SOURCE EXTRACT ::
◇ ◇ ◇ ◇ ◇
9 Days and 2 Posts Later

Here I am trying to get into some online freelance writing and I can't even blog a sentence every day for a month. Let's hope that doesn't make it on my resume.

Well, and the fact that the picture below is just too adorable to move down the page!! I just. couldn't. do. it. (Do people still use periods like that?) I'm so out of the "blogging loop".

I've noticed bloggers using "headings" in their posts more lately and I'm liking it. I haven't tried doing it yet, but I think someday I will catch on.

I'm all sorts of behind on posting the goings-on in our lives and in some ways, it's just because I can't. Mr. R and I are doing a little court tango over the baby and it's nasty and ugly but we're getting along at the moment. Last week was the first time he got Baby T by himself. It went fine and he has been nice and decent and that makes it OH so much easier to hand my baby over to him. It is what it is. I think we'll be ok. We have to be.

I think my SAD is back. I hate this time of year. I love fall, I just don't like the cold weather and less sunlight that goes along with it. I have been grouchy and irritable and my skin is dry and I don't feel like doing anything - and then there's the anxiety. I thought it was because of the court situation, but I think it's the SAD at work. I stopped going to the tanning bed a few months ago and I may just have to start back again. I got a little scare when someone I heard about, through someone I knew, died from melanoma. I had quite a conversation with one of her best friends and it really made me think. She left two children behind and I just decided I could not risk doing that to my family for tanner skin. Yes, tanning makes me feel better about myself and yes, I feel I look healthier with a nice tan and yes, it's nice to lay in a warm bed when it's cold outside, but I honestly think it's the light that is helpful this time of year. I may just try to lay in the bed a couple times a week for 10 minutes and see if it helps. I also need to do better taking my vitamins every day and adding some extra Vitamin D. And exercise... we can't foget that. Oh wait, I have a 17 month old, check that off the list, I get plenty of that. (Obviously not the right kind though... my right arm is hurting so bad today... I played bowling and table tennis on the Wii yesterday. Pathetic!)

And speaking of a 17 month old... he is wanting to play cars and trucks with me so I'd better scoot. He has them all lined up at the gate and is saying something in toddler talk. I think it's "UMM, mom, look how adorable I am, don't you want to come and play with me?!"

Well, OF COURSE I DO!!

November 3, 2010

3 Days Late


I can't believe Halloween came and went and it's time to start thinking about Thanksgiving and soon after, Christmas. Where did 2010 go?!
◇ ◇ ◇ ◇ ◇
INFORMATION PROVIDED ::
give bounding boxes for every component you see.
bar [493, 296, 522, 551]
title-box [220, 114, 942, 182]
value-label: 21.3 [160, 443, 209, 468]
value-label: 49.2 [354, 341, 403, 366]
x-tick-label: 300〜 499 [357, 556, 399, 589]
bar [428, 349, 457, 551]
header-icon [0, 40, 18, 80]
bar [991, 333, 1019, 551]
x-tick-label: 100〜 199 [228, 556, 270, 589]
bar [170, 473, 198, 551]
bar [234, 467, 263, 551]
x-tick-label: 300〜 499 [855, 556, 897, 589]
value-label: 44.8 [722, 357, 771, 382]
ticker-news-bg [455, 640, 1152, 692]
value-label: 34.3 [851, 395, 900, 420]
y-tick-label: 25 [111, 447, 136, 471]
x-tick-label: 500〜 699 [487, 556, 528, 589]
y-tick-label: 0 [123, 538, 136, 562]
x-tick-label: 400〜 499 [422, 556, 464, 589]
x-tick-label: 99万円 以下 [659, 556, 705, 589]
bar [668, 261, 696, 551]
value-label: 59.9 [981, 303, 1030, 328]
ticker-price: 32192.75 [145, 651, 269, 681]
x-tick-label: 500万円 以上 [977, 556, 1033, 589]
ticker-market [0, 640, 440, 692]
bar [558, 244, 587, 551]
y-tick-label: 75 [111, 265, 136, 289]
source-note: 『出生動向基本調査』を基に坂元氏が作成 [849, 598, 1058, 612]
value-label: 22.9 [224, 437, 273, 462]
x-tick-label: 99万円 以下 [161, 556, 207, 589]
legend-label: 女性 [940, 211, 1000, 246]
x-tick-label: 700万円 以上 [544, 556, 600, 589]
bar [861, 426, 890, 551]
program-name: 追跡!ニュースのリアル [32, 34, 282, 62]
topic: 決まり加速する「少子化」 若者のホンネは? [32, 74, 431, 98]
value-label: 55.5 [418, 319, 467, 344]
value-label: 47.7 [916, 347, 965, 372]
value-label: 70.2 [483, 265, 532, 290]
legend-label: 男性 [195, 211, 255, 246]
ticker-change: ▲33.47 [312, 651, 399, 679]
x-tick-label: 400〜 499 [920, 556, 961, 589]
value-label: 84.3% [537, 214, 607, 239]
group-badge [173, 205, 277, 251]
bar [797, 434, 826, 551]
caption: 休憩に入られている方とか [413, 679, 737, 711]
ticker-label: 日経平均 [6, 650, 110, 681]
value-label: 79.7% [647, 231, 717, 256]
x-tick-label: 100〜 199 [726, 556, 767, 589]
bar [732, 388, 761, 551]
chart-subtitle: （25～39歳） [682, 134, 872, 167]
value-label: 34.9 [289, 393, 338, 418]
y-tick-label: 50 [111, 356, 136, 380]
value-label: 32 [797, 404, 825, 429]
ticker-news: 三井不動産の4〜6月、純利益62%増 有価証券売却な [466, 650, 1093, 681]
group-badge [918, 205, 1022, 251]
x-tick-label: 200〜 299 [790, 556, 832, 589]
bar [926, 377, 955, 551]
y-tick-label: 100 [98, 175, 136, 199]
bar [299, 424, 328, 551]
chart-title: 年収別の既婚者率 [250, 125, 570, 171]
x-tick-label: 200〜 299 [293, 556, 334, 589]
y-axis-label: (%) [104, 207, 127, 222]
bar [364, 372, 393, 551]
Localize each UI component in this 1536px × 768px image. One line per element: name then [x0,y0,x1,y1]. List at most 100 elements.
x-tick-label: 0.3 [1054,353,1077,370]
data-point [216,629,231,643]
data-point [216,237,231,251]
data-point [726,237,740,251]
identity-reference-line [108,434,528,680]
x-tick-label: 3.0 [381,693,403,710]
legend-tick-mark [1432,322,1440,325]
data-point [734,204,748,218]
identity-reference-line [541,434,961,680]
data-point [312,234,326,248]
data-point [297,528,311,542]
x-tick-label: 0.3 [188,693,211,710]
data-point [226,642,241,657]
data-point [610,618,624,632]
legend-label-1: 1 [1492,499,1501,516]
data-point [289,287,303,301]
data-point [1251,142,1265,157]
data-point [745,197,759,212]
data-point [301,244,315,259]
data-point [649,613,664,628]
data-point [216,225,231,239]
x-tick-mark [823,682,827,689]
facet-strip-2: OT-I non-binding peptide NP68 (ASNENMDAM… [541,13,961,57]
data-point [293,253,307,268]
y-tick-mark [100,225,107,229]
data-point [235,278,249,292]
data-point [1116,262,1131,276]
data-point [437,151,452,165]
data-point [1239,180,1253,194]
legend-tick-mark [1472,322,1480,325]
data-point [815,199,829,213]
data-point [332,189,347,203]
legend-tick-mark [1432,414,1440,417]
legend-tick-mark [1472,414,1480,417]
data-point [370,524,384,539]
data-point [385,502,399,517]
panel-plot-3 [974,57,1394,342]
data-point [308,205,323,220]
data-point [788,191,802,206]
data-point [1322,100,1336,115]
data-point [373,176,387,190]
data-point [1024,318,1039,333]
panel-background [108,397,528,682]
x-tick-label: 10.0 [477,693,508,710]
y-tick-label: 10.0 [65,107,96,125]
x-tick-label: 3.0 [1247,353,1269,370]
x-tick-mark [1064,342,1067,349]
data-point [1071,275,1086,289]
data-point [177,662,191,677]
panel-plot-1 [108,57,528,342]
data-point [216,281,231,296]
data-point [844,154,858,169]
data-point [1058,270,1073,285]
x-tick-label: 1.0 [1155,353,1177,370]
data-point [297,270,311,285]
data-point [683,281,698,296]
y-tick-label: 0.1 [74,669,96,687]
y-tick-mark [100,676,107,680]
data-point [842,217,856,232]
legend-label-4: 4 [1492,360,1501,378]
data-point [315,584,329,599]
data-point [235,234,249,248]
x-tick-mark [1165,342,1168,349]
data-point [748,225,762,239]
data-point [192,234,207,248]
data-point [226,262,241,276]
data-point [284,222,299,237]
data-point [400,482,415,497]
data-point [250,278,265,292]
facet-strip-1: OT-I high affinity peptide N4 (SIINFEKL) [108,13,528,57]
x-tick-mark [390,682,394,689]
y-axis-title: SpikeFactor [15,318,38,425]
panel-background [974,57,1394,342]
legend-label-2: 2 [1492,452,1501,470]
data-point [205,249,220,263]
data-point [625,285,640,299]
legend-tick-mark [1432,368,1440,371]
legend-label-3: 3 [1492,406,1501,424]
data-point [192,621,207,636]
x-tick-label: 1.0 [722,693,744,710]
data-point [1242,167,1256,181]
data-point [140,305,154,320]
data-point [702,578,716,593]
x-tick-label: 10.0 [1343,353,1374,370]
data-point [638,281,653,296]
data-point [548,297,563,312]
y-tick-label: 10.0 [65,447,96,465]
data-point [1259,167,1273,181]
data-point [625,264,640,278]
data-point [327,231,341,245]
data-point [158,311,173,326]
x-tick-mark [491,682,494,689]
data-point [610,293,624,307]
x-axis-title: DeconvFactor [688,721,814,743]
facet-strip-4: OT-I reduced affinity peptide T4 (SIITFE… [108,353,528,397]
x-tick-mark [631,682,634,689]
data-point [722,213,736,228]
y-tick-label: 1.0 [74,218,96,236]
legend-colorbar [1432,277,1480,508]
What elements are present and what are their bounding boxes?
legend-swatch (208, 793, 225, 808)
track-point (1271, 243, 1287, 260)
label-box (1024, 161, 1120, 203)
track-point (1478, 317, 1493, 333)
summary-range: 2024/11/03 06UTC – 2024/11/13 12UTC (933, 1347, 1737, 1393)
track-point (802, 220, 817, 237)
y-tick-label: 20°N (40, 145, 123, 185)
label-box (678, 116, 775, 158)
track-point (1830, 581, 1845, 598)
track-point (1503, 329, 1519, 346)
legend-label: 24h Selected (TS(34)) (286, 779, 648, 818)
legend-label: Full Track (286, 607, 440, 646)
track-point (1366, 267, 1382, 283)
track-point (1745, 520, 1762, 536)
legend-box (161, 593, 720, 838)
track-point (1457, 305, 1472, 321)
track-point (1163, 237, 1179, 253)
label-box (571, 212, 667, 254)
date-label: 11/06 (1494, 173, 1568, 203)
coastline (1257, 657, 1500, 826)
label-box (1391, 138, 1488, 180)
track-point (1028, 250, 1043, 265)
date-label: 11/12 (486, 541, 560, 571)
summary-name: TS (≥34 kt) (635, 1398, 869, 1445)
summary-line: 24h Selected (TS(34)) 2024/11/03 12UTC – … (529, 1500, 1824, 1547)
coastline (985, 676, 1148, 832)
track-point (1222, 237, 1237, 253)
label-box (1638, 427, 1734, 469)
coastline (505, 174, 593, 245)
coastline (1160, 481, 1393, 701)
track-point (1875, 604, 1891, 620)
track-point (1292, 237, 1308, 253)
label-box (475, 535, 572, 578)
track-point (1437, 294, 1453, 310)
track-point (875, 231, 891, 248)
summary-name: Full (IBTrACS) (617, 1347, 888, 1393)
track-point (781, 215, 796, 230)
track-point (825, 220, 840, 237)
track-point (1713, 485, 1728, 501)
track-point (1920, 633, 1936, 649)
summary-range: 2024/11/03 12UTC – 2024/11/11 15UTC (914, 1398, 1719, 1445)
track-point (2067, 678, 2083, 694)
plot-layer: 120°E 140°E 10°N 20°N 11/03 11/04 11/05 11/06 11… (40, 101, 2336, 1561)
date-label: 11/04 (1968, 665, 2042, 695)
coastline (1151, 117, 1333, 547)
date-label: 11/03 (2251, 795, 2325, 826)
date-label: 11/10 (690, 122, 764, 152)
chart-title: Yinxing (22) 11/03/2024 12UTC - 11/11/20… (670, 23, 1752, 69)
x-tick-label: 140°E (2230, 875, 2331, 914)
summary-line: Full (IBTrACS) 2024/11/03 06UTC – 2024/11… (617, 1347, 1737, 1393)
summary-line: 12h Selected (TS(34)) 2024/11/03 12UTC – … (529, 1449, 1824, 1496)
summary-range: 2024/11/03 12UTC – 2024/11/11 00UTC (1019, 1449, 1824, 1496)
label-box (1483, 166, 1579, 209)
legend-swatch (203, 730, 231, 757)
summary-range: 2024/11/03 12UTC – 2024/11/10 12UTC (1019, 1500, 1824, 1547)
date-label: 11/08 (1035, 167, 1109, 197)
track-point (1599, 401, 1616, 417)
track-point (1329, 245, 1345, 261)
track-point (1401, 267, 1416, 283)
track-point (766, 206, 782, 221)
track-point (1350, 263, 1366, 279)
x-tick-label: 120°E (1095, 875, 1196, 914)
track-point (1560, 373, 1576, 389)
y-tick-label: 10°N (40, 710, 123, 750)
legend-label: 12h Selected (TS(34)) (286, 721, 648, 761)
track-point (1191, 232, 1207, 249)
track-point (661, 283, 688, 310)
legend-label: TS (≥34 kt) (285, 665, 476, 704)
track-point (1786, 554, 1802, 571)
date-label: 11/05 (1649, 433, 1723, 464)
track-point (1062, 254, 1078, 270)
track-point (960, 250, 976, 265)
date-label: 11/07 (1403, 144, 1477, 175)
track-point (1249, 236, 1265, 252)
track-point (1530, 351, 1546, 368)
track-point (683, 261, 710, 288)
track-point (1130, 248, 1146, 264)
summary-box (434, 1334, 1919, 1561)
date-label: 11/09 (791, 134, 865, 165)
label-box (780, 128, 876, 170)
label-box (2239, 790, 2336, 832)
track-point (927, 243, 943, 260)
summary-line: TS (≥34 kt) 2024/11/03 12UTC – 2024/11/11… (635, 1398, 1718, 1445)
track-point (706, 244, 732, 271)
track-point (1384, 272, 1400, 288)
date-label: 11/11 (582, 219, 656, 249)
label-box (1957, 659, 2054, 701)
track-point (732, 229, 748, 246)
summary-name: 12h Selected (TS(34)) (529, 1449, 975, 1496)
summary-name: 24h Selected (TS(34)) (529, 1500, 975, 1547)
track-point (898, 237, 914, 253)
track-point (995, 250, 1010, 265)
◇ ◇ ◇ ◇ ◇
PARTS OF THE EXERCISE ::
1. In the blog post, which two games did the writer play on the Wii?
2. Rewrite the part of the blog post between "Here I am trying" and "will catch on.", inclusive, with "bloggers" replaced by "writers".

ANSWERS TO THE PROBLEMS ::
1. Bowling and table tennis.

2.
Here I am trying to get into some online freelance writing and I can't even blog a sentence every day for a month. Let's hope that doesn't make it on my resume.

Well, and the fact that the picture below is just too adorable to move down the page!! I just. couldn't. do. it. (Do people still use periods like that?) I'm so out of the "blogging loop".

I've noticed writers using "headings" in their posts more lately and I'm liking it. I haven't tried doing it yet, but I think someday I will catch on.